The Harmons Culinary Education Center is easy to find on the spectacular mezzanine of Harmons newest store at 13800 South and 100 East in Draper.
This is the place Bryant, his sous chefs and the family-owned Harmons company are inviting Utahns to come to hone their cooking skills in a friendly environment with some of the state’s most skilled chefs and up-to-the-minute equipment and technology.
Classes are offered several times a week and the schedule is easily accessible on-line.
The center features five state-of-the-art cooking stations anchored by spiffy stainless steel Wolf ranges and all the other equipment to support entrees, side dishes, sauces, ethnic dishes, desserts and anything else on the cooking school calendar.
In these beautiful surroundings, Harmons chefs and staff will deliver classes and menus from their own private recipe files and also craft classes on topics requested by customers.
Chef Bob Bryant will teach most of the classes.
After his early initiation to cooking as a teenager, Chef Bob Bryant has learned from some of the best mentors around. Over the years, he has cultivated what he calls a classical education in culinary arts. He has trained with some of the best chefs in Utah.
He spent much of his career in Salt Lake City – he owned Cafe’ Rude in downtown Salt Lake City for example – but after many years sought a change of pace and spiritual respite in Antimony, Utah.
Up until a few months ago, he was at the helm of his own restaurant, an eclectic American eatery in Central Utah called Desert Blossom.
A yearning for a larger experience brought him back to Salt Lake City and to Harmons where he’s delivered some unlikely dishes that are becoming Harmons customer favorites – turkey meatloaf for example.
“If you ever have my turkey meatloaf...” Chef Bob Bryant teases. “You will cry. It’s that good.”
The beauty of this variation on the dinnertime favorite actually has less to do with the turkey, and more to do with the range of vegetables pureed to add moisture and flavor without adding saturated fat.
It’s a theme that follows Chef Bob Bryant through many of his offerings at Harmons culinary education program. He’s health conscious, but a little bit mischievous too and his dishes are a bit unexpected.
He likes it that way. He loves to take different ingredients and put them together in unique combinations. Pasta with an Asian flair for example, or “Shrimp from Hell,” a bevy of Caribbean flavors made up of shrimp sautéed with orange juice, coconut milk, jalapenos, Vietnamese chilis, mangos, bananas and cilantro.
Huh?
“I love that reaction,” Chef Bob laughs. “It sounds a little off, but taste it, and it’s incredible.”

◆ **DATASET CONTENT**
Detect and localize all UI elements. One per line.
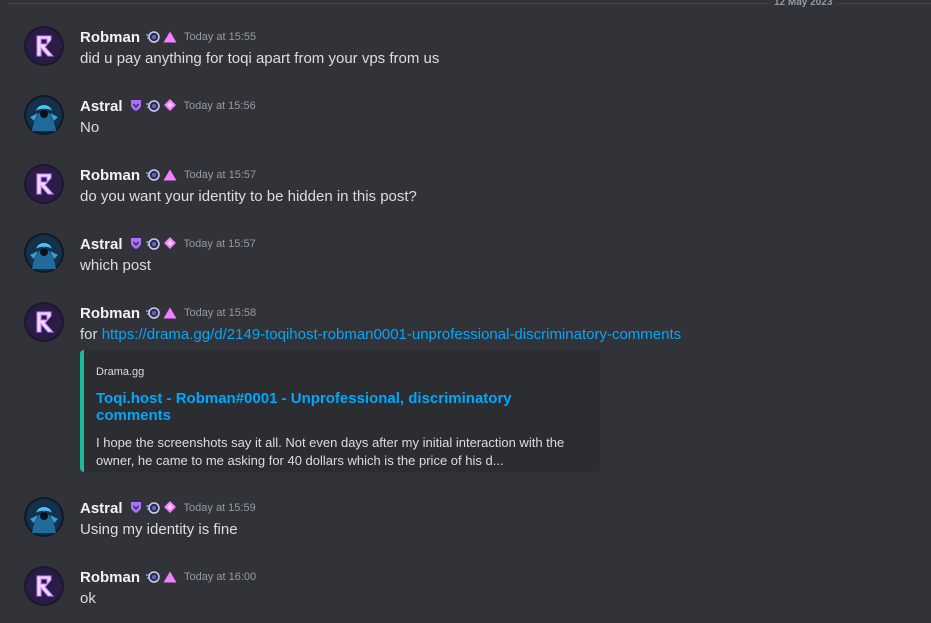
shield-icon[interactable] <box>129 235 143 254</box>
timestamp[interactable]: Today at 16:00 <box>184 571 256 583</box>
message-content: which post <box>80 257 151 274</box>
date-divider: 12 May 2023 <box>8 0 931 8</box>
username[interactable]: Astral <box>80 98 123 115</box>
robman-avatar-icon[interactable] <box>24 26 64 66</box>
robman-avatar-icon[interactable] <box>24 164 64 204</box>
timestamp[interactable]: Today at 15:55 <box>184 31 256 43</box>
embed-provider[interactable]: Drama.gg <box>96 366 584 378</box>
nitro-icon[interactable] <box>145 499 160 518</box>
timestamp[interactable]: Today at 15:57 <box>184 169 256 181</box>
gem-icon[interactable] <box>163 97 177 116</box>
link-embed: Drama.gg Toqi.host - Robman#0001 - Unpro… <box>80 350 600 472</box>
embed-description: I hope the screenshots say it all. Not e… <box>96 435 565 468</box>
message-content: do you want your identity to be hidden i… <box>80 188 417 205</box>
gem-icon[interactable] <box>163 235 177 254</box>
message-content: did u pay anything for toqi apart from y… <box>80 50 440 67</box>
username[interactable]: Astral <box>80 500 123 517</box>
astral-avatar-icon[interactable] <box>24 95 64 135</box>
message[interactable]: Astral Today at 15:57 which post <box>0 233 931 277</box>
triangle-badge-icon[interactable] <box>163 304 177 323</box>
shield-icon[interactable] <box>129 499 143 518</box>
shield-icon[interactable] <box>129 97 143 116</box>
astral-avatar-icon[interactable] <box>24 497 64 537</box>
nitro-icon[interactable] <box>145 235 160 254</box>
nitro-icon[interactable] <box>146 28 160 47</box>
date-divider-label: 12 May 2023 <box>770 0 837 8</box>
message-content: for https://drama.gg/d/2149-toqihost-rob… <box>80 324 681 346</box>
gem-icon[interactable] <box>163 499 177 518</box>
username[interactable]: Robman <box>80 29 140 46</box>
message[interactable]: Robman Today at 15:58 for https://drama.… <box>0 302 931 472</box>
timestamp[interactable]: Today at 15:56 <box>184 100 256 112</box>
triangle-badge-icon[interactable] <box>163 568 177 587</box>
timestamp[interactable]: Today at 15:58 <box>184 307 256 319</box>
embed-title[interactable]: Toqi.host - Robman#0001 - Unprofessional… <box>96 390 584 424</box>
nitro-icon[interactable] <box>146 568 160 587</box>
chat-scroll-area[interactable]: 12 May 2023 Robman Today at 15:55 did u … <box>0 0 931 623</box>
message[interactable]: Robman Today at 15:57 do you want your i… <box>0 164 931 208</box>
message-content: Using my identity is fine <box>80 521 238 538</box>
username[interactable]: Robman <box>80 305 140 322</box>
message[interactable]: Robman Today at 16:00 ok <box>0 566 931 610</box>
message-text: for <box>80 326 102 343</box>
message-content: ok <box>80 590 96 607</box>
timestamp[interactable]: Today at 15:57 <box>184 238 256 250</box>
username[interactable]: Astral <box>80 236 123 253</box>
triangle-badge-icon[interactable] <box>163 166 177 185</box>
timestamp[interactable]: Today at 15:59 <box>184 502 256 514</box>
message-link[interactable]: https://drama.gg/d/2149-toqihost-robman0… <box>102 326 681 343</box>
message[interactable]: Astral Today at 15:59 Using my identity … <box>0 497 931 541</box>
robman-avatar-icon[interactable] <box>24 302 64 342</box>
nitro-icon[interactable] <box>146 304 160 323</box>
triangle-badge-icon[interactable] <box>163 28 177 47</box>
nitro-icon[interactable] <box>146 166 160 185</box>
message[interactable]: Astral Today at 15:56 No <box>0 95 931 139</box>
message-content: No <box>80 119 100 136</box>
nitro-icon[interactable] <box>145 97 160 116</box>
astral-avatar-icon[interactable] <box>24 233 64 273</box>
username[interactable]: Robman <box>80 167 140 184</box>
robman-avatar-icon[interactable] <box>24 566 64 606</box>
message[interactable]: Robman Today at 15:55 did u pay anything… <box>0 26 931 70</box>
username[interactable]: Robman <box>80 569 140 586</box>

◆ **WRITTEN INSTRUCTION 1**
Using the Harmons culinary center profile, answer yes or no to whether each statement (a), (b), (c) agrees with it, and support each answer by quoting its deciding words.
(a) The center has five cooking stations.
(b) Chef Bob Bryant still runs Desert Blossom.
(c) The vegetables in the turkey meatloaf are pureed to add moisture and flavor without adding saturated fat.
◆ **WRITTEN INSTRUCTION 2**
Answer these questions from the Harmons culinary center profile.
(a) At what address is the Harmons store that houses the center?
(b) What restaurant did Chef Bob Bryant own in downtown Salt Lake City?
(c) Where can the class schedule be found?
◆ **WRITTEN INSTRUCTION 3**
Go on with the Harmons culinary center profile, starting after its final sentence.

◆ **FINAL ANSWER 1**
(a) Yes: "The center features five state-of-the-art cooking stations"
(b) No: "Up until a few months ago, he was at the helm of his own restaurant, an eclectic American eatery in Central Utah called Desert Blossom."
(c) Yes: "the range of vegetables pureed to add moisture and flavor without adding saturated fat"

◆ **FINAL ANSWER 2**
(a) 13800 South and 100 East in Draper
(b) Cafe’ Rude
(c) On-line

◆ **FINAL ANSWER 3**
In preparation for opening, the whole cooking school staff went to San Francisco to observe and train at a cooking school there. They brought back their expertise to the Harmons Culinary Education Center space that is a pleasant surprise to customers used to the white walls and straightforward interiors of mainstream grocery stores.
Six-burner, Wolf ranges highlight the modern space, which also includes Cuisinart mixers, JK Henkel knife sets and everything else necessary in the fully equipped instructional facility. While the equipment is made for pros, Harmons’ cooking enthusiasts don’t have to be. Classes range from sharpening knife skills, to preparing classic gourmet sauces, to grilling more interesting meals this BBQ season, to whipping out delicious vegetarian dishes. Bryant and his team of chef educators will assist with either “hands-on” or “demonstration” cooking sessions. Hands-on cooking classes are just that. After a technique demonstration, attendees jump in and create menu items for that class. When the food is ready, everyone eats. Demonstration classes are meant to be foodtainment. Attendees watch as the team of chefs prepares that evening’s selections – and can get a bird’s eye view from two large screen monitors mounted overhead. Later, attendees eat what the chefs prepare. Class fees cover all ingredients, preparation and food costs.
In addition to Chef Bob Bryant, the school will feature guest chefs from all areas of the food industry, including Harmons Executive Chef Kyle Lore and Certified Master Chef Helmut Holzer.
The company is also pulling expertise from its own experienced ranks.
Harmons Chef Colleen Lodge, for example, started crafting meatless meals when her teenage daughter went vegetarian a year ago. Lodge dialed back her meat consumption, cut friend foods, and lost 48 pounds. Now she’s teaching Harmons patrons what she’s learned in vegetarian cooking class.
“That’s the beauty of this,” Bryant says. “It’s not Better Homes & Gardens-style cooking. It’s more complex, more gourmet. But we’re translating it into terms and classes the average person can enjoy.”